Extracted data entries:
· · · ·

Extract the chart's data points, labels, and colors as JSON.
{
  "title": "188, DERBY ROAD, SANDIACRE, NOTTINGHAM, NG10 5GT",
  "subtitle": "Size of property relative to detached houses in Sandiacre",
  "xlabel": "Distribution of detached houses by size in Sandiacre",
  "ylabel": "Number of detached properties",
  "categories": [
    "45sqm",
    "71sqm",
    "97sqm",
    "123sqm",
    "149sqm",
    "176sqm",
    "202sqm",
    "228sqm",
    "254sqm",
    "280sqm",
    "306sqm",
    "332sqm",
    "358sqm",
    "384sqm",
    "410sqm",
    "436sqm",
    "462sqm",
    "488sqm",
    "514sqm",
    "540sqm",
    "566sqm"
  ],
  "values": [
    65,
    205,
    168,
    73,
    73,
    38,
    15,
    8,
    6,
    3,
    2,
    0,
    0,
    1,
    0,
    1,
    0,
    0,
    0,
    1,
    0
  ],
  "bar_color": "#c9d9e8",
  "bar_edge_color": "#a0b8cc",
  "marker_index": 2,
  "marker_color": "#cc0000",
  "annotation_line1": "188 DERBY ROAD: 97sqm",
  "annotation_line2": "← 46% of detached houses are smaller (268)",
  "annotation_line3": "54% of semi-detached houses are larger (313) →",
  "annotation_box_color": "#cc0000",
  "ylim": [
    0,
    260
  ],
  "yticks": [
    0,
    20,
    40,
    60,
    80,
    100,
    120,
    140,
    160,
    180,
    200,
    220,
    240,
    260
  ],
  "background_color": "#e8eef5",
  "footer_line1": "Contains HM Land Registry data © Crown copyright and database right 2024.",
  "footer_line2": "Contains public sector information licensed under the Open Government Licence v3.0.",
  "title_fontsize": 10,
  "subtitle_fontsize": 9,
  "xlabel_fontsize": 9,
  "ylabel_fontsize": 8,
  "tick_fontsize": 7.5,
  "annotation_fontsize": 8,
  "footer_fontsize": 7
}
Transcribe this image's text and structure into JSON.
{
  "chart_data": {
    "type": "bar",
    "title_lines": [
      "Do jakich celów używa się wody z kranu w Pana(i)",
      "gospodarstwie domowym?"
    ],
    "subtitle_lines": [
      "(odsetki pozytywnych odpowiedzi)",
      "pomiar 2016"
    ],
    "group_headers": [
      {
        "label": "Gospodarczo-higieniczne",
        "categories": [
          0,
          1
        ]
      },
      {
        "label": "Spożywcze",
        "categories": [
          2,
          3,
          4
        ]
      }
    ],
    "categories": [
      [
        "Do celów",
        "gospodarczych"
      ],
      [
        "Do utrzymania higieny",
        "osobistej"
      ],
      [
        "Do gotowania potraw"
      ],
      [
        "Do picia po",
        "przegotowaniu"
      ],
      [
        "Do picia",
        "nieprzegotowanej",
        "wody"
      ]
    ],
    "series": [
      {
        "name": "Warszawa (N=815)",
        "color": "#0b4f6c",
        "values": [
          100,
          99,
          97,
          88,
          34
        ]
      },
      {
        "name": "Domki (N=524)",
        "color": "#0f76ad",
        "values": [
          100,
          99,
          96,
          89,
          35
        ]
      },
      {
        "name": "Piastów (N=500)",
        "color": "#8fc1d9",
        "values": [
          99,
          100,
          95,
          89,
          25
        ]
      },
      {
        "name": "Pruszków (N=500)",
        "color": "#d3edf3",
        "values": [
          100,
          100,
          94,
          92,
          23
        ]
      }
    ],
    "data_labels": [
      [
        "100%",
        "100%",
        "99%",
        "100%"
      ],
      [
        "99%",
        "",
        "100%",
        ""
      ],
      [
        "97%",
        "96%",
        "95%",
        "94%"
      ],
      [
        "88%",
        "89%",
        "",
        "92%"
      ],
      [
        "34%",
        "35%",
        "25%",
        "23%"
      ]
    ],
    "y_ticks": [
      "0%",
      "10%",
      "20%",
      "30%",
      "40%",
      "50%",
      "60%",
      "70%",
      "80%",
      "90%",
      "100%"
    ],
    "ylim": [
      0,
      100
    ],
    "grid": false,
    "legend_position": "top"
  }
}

· · · ·

Set down the entries above again, word for word.

SOLVED EXERCISE →
Extract the chart's data points, labels, and colors as JSON.
{
  "title": "188, DERBY ROAD, SANDIACRE, NOTTINGHAM, NG10 5GT",
  "subtitle": "Size of property relative to detached houses in Sandiacre",
  "xlabel": "Distribution of detached houses by size in Sandiacre",
  "ylabel": "Number of detached properties",
  "categories": [
    "45sqm",
    "71sqm",
    "97sqm",
    "123sqm",
    "149sqm",
    "176sqm",
    "202sqm",
    "228sqm",
    "254sqm",
    "280sqm",
    "306sqm",
    "332sqm",
    "358sqm",
    "384sqm",
    "410sqm",
    "436sqm",
    "462sqm",
    "488sqm",
    "514sqm",
    "540sqm",
    "566sqm"
  ],
  "values": [
    65,
    205,
    168,
    73,
    73,
    38,
    15,
    8,
    6,
    3,
    2,
    0,
    0,
    1,
    0,
    1,
    0,
    0,
    0,
    1,
    0
  ],
  "bar_color": "#c9d9e8",
  "bar_edge_color": "#a0b8cc",
  "marker_index": 2,
  "marker_color": "#cc0000",
  "annotation_line1": "188 DERBY ROAD: 97sqm",
  "annotation_line2": "← 46% of detached houses are smaller (268)",
  "annotation_line3": "54% of semi-detached houses are larger (313) →",
  "annotation_box_color": "#cc0000",
  "ylim": [
    0,
    260
  ],
  "yticks": [
    0,
    20,
    40,
    60,
    80,
    100,
    120,
    140,
    160,
    180,
    200,
    220,
    240,
    260
  ],
  "background_color": "#e8eef5",
  "footer_line1": "Contains HM Land Registry data © Crown copyright and database right 2024.",
  "footer_line2": "Contains public sector information licensed under the Open Government Licence v3.0.",
  "title_fontsize": 10,
  "subtitle_fontsize": 9,
  "xlabel_fontsize": 9,
  "ylabel_fontsize": 8,
  "tick_fontsize": 7.5,
  "annotation_fontsize": 8,
  "footer_fontsize": 7
}
Transcribe this image's text and structure into JSON.
{
  "chart_data": {
    "type": "bar",
    "title_lines": [
      "Do jakich celów używa się wody z kranu w Pana(i)",
      "gospodarstwie domowym?"
    ],
    "subtitle_lines": [
      "(odsetki pozytywnych odpowiedzi)",
      "pomiar 2016"
    ],
    "group_headers": [
      {
        "label": "Gospodarczo-higieniczne",
        "categories": [
          0,
          1
        ]
      },
      {
        "label": "Spożywcze",
        "categories": [
          2,
          3,
          4
        ]
      }
    ],
    "categories": [
      [
        "Do celów",
        "gospodarczych"
      ],
      [
        "Do utrzymania higieny",
        "osobistej"
      ],
      [
        "Do gotowania potraw"
      ],
      [
        "Do picia po",
        "przegotowaniu"
      ],
      [
        "Do picia",
        "nieprzegotowanej",
        "wody"
      ]
    ],
    "series": [
      {
        "name": "Warszawa (N=815)",
        "color": "#0b4f6c",
        "values": [
          100,
          99,
          97,
          88,
          34
        ]
      },
      {
        "name": "Domki (N=524)",
        "color": "#0f76ad",
        "values": [
          100,
          99,
          96,
          89,
          35
        ]
      },
      {
        "name": "Piastów (N=500)",
        "color": "#8fc1d9",
        "values": [
          99,
          100,
          95,
          89,
          25
        ]
      },
      {
        "name": "Pruszków (N=500)",
        "color": "#d3edf3",
        "values": [
          100,
          100,
          94,
          92,
          23
        ]
      }
    ],
    "data_labels": [
      [
        "100%",
        "100%",
        "99%",
        "100%"
      ],
      [
        "99%",
        "",
        "100%",
        ""
      ],
      [
        "97%",
        "96%",
        "95%",
        "94%"
      ],
      [
        "88%",
        "89%",
        "",
        "92%"
      ],
      [
        "34%",
        "35%",
        "25%",
        "23%"
      ]
    ],
    "y_ticks": [
      "0%",
      "10%",
      "20%",
      "30%",
      "40%",
      "50%",
      "60%",
      "70%",
      "80%",
      "90%",
      "100%"
    ],
    "ylim": [
      0,
      100
    ],
    "grid": false,
    "legend_position": "top"
  }
}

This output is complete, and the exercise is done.